The exercise:
Transcribe the records below exactly.
--
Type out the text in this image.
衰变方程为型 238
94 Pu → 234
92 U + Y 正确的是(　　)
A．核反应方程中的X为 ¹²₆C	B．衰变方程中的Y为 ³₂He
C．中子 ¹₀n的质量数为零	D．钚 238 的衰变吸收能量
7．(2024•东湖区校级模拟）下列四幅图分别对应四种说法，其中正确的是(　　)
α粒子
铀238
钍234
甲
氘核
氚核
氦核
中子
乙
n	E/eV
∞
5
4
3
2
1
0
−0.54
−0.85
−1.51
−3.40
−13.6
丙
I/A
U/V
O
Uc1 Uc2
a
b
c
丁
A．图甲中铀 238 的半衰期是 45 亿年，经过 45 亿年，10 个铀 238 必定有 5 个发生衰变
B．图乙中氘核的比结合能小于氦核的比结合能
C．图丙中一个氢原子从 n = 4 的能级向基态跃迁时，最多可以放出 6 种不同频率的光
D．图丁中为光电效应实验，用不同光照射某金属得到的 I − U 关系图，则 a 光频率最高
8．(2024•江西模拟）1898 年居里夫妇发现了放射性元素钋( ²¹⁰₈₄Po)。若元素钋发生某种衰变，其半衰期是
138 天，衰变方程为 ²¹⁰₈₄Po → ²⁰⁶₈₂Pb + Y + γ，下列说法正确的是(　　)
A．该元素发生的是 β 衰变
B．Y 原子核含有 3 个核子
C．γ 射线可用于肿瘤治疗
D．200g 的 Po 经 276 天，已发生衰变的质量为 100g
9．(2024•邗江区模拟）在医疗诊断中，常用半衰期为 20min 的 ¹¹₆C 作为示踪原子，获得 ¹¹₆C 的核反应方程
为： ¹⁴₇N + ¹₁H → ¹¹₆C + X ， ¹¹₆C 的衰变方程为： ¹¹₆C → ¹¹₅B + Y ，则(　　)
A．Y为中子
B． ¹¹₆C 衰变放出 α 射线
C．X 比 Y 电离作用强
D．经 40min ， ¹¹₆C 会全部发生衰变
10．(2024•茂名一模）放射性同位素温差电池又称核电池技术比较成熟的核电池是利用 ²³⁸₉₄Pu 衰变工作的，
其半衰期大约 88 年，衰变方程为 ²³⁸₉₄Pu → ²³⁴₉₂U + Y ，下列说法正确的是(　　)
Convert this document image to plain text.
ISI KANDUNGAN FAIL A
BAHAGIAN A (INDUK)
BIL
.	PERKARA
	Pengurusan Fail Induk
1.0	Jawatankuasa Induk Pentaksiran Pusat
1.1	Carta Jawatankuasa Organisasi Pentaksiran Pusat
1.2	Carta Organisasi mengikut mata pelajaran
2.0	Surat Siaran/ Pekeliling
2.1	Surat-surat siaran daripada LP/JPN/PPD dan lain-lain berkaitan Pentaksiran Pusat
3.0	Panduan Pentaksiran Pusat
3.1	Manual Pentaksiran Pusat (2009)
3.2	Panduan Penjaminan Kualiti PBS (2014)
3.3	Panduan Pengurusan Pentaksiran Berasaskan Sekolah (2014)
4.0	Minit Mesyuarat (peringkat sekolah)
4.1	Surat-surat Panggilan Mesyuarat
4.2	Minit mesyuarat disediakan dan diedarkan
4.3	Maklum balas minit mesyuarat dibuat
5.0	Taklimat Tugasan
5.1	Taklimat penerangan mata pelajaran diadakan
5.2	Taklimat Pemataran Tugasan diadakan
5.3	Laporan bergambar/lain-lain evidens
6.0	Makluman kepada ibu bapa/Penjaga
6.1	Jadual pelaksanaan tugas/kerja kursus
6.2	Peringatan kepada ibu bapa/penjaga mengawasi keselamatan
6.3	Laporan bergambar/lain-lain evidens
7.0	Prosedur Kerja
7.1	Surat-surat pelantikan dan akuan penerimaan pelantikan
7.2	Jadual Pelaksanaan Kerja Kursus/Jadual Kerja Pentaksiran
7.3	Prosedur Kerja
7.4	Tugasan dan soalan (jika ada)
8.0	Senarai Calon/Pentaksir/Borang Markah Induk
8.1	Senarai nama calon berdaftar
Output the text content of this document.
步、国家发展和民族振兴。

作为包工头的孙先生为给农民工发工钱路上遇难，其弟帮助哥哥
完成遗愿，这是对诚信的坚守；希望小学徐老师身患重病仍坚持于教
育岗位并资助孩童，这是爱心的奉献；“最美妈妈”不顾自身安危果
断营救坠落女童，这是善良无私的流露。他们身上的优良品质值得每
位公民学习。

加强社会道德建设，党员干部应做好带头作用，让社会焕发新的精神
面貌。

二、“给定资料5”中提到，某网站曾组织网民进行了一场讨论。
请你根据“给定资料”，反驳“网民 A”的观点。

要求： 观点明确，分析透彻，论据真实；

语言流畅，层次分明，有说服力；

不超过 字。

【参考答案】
--
Response for this exercise:
Type out the text in this image.
衰变方程为型 238
94 Pu → 234
92 U + Y 正确的是(　　)
A．核反应方程中的X为 ¹²₆C	B．衰变方程中的Y为 ³₂He
C．中子 ¹₀n的质量数为零	D．钚 238 的衰变吸收能量
7．(2024•东湖区校级模拟）下列四幅图分别对应四种说法，其中正确的是(　　)
α粒子
铀238
钍234
甲
氘核
氚核
氦核
中子
乙
n	E/eV
∞
5
4
3
2
1
0
−0.54
−0.85
−1.51
−3.40
−13.6
丙
I/A
U/V
O
Uc1 Uc2
a
b
c
丁
A．图甲中铀 238 的半衰期是 45 亿年，经过 45 亿年，10 个铀 238 必定有 5 个发生衰变
B．图乙中氘核的比结合能小于氦核的比结合能
C．图丙中一个氢原子从 n = 4 的能级向基态跃迁时，最多可以放出 6 种不同频率的光
D．图丁中为光电效应实验，用不同光照射某金属得到的 I − U 关系图，则 a 光频率最高
8．(2024•江西模拟）1898 年居里夫妇发现了放射性元素钋( ²¹⁰₈₄Po)。若元素钋发生某种衰变，其半衰期是
138 天，衰变方程为 ²¹⁰₈₄Po → ²⁰⁶₈₂Pb + Y + γ，下列说法正确的是(　　)
A．该元素发生的是 β 衰变
B．Y 原子核含有 3 个核子
C．γ 射线可用于肿瘤治疗
D．200g 的 Po 经 276 天，已发生衰变的质量为 100g
9．(2024•邗江区模拟）在医疗诊断中，常用半衰期为 20min 的 ¹¹₆C 作为示踪原子，获得 ¹¹₆C 的核反应方程
为： ¹⁴₇N + ¹₁H → ¹¹₆C + X ， ¹¹₆C 的衰变方程为： ¹¹₆C → ¹¹₅B + Y ，则(　　)
A．Y为中子
B． ¹¹₆C 衰变放出 α 射线
C．X 比 Y 电离作用强
D．经 40min ， ¹¹₆C 会全部发生衰变
10．(2024•茂名一模）放射性同位素温差电池又称核电池技术比较成熟的核电池是利用 ²³⁸₉₄Pu 衰变工作的，
其半衰期大约 88 年，衰变方程为 ²³⁸₉₄Pu → ²³⁴₉₂U + Y ，下列说法正确的是(　　)
Convert this document image to plain text.
ISI KANDUNGAN FAIL A
BAHAGIAN A (INDUK)
BIL
.	PERKARA
	Pengurusan Fail Induk
1.0	Jawatankuasa Induk Pentaksiran Pusat
1.1	Carta Jawatankuasa Organisasi Pentaksiran Pusat
1.2	Carta Organisasi mengikut mata pelajaran
2.0	Surat Siaran/ Pekeliling
2.1	Surat-surat siaran daripada LP/JPN/PPD dan lain-lain berkaitan Pentaksiran Pusat
3.0	Panduan Pentaksiran Pusat
3.1	Manual Pentaksiran Pusat (2009)
3.2	Panduan Penjaminan Kualiti PBS (2014)
3.3	Panduan Pengurusan Pentaksiran Berasaskan Sekolah (2014)
4.0	Minit Mesyuarat (peringkat sekolah)
4.1	Surat-surat Panggilan Mesyuarat
4.2	Minit mesyuarat disediakan dan diedarkan
4.3	Maklum balas minit mesyuarat dibuat
5.0	Taklimat Tugasan
5.1	Taklimat penerangan mata pelajaran diadakan
5.2	Taklimat Pemataran Tugasan diadakan
5.3	Laporan bergambar/lain-lain evidens
6.0	Makluman kepada ibu bapa/Penjaga
6.1	Jadual pelaksanaan tugas/kerja kursus
6.2	Peringatan kepada ibu bapa/penjaga mengawasi keselamatan
6.3	Laporan bergambar/lain-lain evidens
7.0	Prosedur Kerja
7.1	Surat-surat pelantikan dan akuan penerimaan pelantikan
7.2	Jadual Pelaksanaan Kerja Kursus/Jadual Kerja Pentaksiran
7.3	Prosedur Kerja
7.4	Tugasan dan soalan (jika ada)
8.0	Senarai Calon/Pentaksir/Borang Markah Induk
8.1	Senarai nama calon berdaftar
Output the text content of this document.
步、国家发展和民族振兴。

作为包工头的孙先生为给农民工发工钱路上遇难，其弟帮助哥哥
完成遗愿，这是对诚信的坚守；希望小学徐老师身患重病仍坚持于教
育岗位并资助孩童，这是爱心的奉献；“最美妈妈”不顾自身安危果
断营救坠落女童，这是善良无私的流露。他们身上的优良品质值得每
位公民学习。

加强社会道德建设，党员干部应做好带头作用，让社会焕发新的精神
面貌。

二、“给定资料5”中提到，某网站曾组织网民进行了一场讨论。
请你根据“给定资料”，反驳“网民 A”的观点。

要求： 观点明确，分析透彻，论据真实；

语言流畅，层次分明，有说服力；

不超过 字。

【参考答案】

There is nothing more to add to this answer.